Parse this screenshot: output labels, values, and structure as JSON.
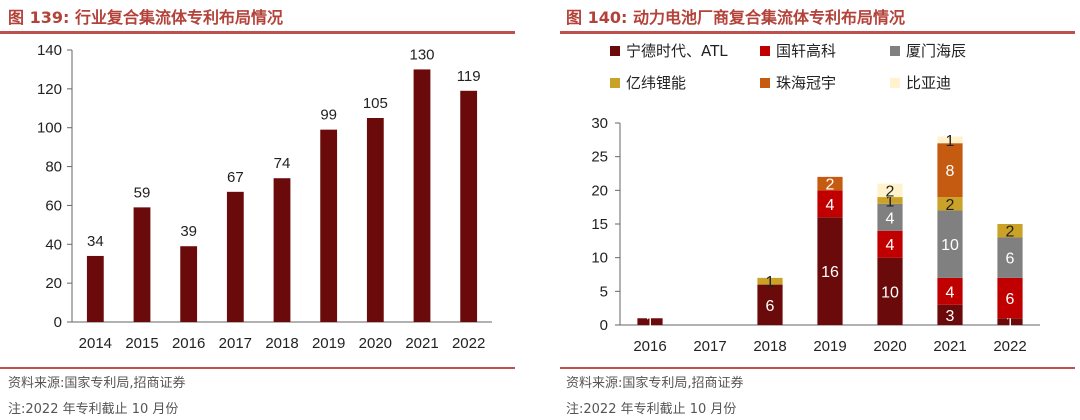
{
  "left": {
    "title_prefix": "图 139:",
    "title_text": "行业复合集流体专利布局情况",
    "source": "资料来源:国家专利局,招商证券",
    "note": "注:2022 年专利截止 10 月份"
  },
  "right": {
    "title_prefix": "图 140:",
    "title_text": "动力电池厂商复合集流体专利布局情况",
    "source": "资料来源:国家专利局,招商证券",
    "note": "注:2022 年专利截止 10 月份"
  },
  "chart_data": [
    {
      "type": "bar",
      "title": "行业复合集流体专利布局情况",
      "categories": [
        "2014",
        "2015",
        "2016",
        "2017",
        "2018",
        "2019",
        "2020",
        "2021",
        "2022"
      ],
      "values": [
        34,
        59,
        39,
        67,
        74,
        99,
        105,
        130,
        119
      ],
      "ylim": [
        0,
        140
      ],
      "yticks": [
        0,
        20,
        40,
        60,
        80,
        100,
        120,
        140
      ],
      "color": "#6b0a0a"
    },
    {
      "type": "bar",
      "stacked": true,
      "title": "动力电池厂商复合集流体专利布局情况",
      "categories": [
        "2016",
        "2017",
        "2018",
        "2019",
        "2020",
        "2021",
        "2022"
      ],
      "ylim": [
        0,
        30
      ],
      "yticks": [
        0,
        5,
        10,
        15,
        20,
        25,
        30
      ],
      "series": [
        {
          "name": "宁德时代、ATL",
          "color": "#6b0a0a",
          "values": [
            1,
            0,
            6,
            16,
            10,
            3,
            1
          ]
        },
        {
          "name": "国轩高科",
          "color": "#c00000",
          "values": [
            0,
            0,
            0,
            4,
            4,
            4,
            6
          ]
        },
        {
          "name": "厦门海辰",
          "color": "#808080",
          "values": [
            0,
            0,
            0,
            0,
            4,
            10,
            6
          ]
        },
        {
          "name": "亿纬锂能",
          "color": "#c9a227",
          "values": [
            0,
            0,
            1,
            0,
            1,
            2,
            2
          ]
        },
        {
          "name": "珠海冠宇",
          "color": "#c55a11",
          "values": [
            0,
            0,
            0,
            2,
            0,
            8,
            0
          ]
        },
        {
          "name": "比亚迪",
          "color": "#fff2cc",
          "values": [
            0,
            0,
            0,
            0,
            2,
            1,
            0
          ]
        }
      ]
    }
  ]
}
____
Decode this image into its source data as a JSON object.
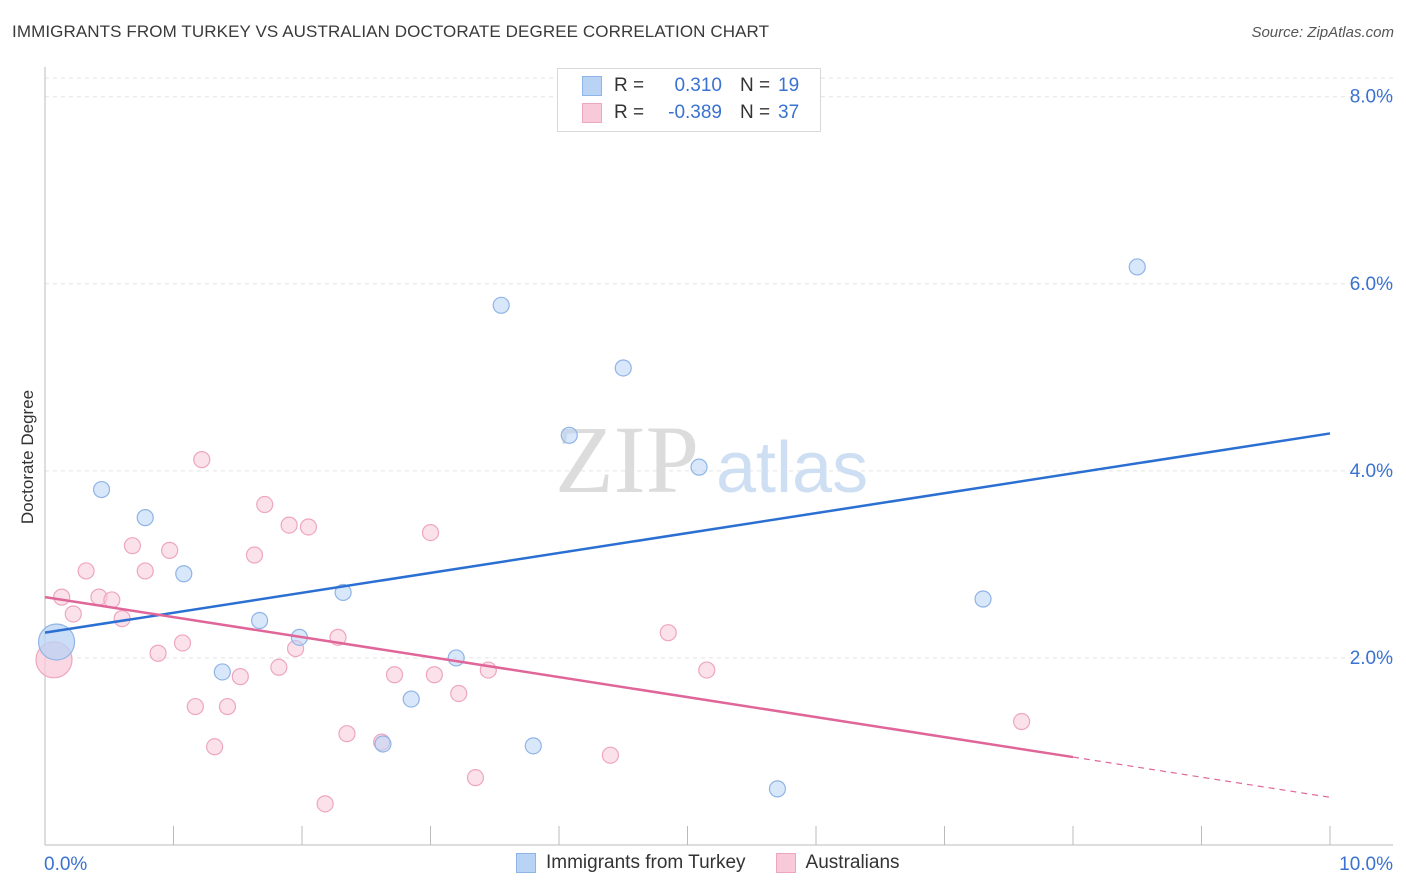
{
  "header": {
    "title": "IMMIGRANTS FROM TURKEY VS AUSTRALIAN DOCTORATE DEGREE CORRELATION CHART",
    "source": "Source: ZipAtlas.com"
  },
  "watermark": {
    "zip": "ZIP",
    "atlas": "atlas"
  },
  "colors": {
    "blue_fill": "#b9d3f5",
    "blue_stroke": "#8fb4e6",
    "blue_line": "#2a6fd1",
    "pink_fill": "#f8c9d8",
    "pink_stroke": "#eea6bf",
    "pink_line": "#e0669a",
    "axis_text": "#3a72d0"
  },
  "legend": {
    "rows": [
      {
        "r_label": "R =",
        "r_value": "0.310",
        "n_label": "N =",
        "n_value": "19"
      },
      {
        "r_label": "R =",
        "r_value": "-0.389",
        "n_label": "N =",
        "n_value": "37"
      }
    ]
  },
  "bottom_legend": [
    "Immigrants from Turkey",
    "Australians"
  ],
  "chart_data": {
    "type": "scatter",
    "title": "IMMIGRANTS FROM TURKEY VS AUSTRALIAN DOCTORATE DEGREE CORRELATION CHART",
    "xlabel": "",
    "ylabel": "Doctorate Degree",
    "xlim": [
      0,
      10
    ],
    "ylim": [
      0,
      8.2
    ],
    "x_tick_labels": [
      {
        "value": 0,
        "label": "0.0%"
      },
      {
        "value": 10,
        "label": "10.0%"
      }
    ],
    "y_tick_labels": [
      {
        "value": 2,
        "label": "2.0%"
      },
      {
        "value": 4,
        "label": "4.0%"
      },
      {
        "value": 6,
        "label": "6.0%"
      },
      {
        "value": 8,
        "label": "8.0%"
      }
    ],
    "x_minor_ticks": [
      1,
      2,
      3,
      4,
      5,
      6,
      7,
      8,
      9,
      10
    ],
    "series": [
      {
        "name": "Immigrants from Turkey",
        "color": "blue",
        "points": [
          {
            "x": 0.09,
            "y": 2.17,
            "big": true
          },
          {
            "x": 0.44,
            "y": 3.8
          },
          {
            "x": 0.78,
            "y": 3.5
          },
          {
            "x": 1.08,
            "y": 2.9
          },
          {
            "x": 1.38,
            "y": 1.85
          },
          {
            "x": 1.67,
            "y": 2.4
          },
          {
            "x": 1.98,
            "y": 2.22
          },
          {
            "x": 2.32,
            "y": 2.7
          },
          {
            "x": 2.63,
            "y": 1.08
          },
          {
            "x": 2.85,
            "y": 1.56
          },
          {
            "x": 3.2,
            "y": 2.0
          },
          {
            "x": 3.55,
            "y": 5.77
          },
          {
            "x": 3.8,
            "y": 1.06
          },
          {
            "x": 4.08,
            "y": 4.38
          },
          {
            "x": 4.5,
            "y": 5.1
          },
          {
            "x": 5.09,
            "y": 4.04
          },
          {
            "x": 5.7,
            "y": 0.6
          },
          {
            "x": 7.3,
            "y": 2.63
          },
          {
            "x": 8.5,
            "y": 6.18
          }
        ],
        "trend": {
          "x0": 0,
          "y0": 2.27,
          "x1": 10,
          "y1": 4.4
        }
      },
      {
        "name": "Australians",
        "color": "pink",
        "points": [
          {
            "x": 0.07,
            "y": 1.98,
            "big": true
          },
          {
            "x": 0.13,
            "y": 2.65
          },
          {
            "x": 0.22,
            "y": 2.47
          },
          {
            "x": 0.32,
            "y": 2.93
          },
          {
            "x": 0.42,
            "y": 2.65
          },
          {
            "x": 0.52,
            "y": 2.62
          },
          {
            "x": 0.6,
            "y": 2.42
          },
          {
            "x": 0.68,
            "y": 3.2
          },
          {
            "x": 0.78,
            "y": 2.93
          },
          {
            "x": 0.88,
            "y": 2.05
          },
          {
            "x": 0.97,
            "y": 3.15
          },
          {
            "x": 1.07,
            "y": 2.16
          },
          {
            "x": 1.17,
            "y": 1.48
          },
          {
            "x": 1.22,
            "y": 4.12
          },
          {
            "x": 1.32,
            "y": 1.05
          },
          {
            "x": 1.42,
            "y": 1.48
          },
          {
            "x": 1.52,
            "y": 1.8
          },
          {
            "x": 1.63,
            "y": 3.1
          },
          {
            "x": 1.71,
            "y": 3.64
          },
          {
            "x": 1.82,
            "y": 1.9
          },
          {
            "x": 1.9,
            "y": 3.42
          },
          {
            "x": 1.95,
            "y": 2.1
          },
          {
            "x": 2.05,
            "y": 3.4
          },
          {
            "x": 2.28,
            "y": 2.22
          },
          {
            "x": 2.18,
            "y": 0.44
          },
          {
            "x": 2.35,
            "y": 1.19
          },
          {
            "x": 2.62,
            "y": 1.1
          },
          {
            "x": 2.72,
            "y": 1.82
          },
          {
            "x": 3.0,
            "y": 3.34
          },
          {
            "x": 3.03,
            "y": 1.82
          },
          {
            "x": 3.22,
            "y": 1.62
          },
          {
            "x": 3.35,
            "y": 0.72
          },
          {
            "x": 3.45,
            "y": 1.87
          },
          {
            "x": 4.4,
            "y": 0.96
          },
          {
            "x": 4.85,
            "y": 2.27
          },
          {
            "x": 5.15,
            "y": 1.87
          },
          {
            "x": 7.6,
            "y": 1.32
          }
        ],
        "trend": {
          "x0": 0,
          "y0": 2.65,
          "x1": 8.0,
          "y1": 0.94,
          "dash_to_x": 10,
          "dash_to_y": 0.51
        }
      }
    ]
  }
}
____
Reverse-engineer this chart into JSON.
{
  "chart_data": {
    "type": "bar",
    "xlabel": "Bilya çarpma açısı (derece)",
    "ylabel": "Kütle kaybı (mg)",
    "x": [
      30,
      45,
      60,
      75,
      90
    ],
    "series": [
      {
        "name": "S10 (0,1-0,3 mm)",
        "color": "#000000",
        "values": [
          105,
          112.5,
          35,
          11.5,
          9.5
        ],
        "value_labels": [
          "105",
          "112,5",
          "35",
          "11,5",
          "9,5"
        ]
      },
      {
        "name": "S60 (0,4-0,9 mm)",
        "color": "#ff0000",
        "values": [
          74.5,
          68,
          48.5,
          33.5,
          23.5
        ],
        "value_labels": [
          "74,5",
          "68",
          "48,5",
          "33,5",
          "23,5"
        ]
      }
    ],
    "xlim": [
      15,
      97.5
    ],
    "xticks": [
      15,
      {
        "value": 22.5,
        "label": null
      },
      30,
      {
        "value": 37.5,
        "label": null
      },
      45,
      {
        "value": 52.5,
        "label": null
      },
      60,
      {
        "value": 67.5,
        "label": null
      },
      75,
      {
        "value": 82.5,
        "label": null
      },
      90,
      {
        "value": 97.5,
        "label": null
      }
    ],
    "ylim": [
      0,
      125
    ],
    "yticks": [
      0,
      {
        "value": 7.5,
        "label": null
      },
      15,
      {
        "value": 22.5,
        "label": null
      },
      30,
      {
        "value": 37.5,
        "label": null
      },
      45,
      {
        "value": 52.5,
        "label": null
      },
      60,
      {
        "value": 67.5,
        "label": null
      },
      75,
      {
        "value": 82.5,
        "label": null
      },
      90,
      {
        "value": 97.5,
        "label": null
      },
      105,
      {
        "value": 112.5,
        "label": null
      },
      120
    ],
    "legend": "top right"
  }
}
____
EXERCISE AIM:
Pull out every line of the records that includes the string "this".

ANSWER TO THE TASK:
Parse this screenshot: output labels, values, and structure as JSON.
Decode this image into its source data as a JSON object.
Reverse-engineer this chart into JSON.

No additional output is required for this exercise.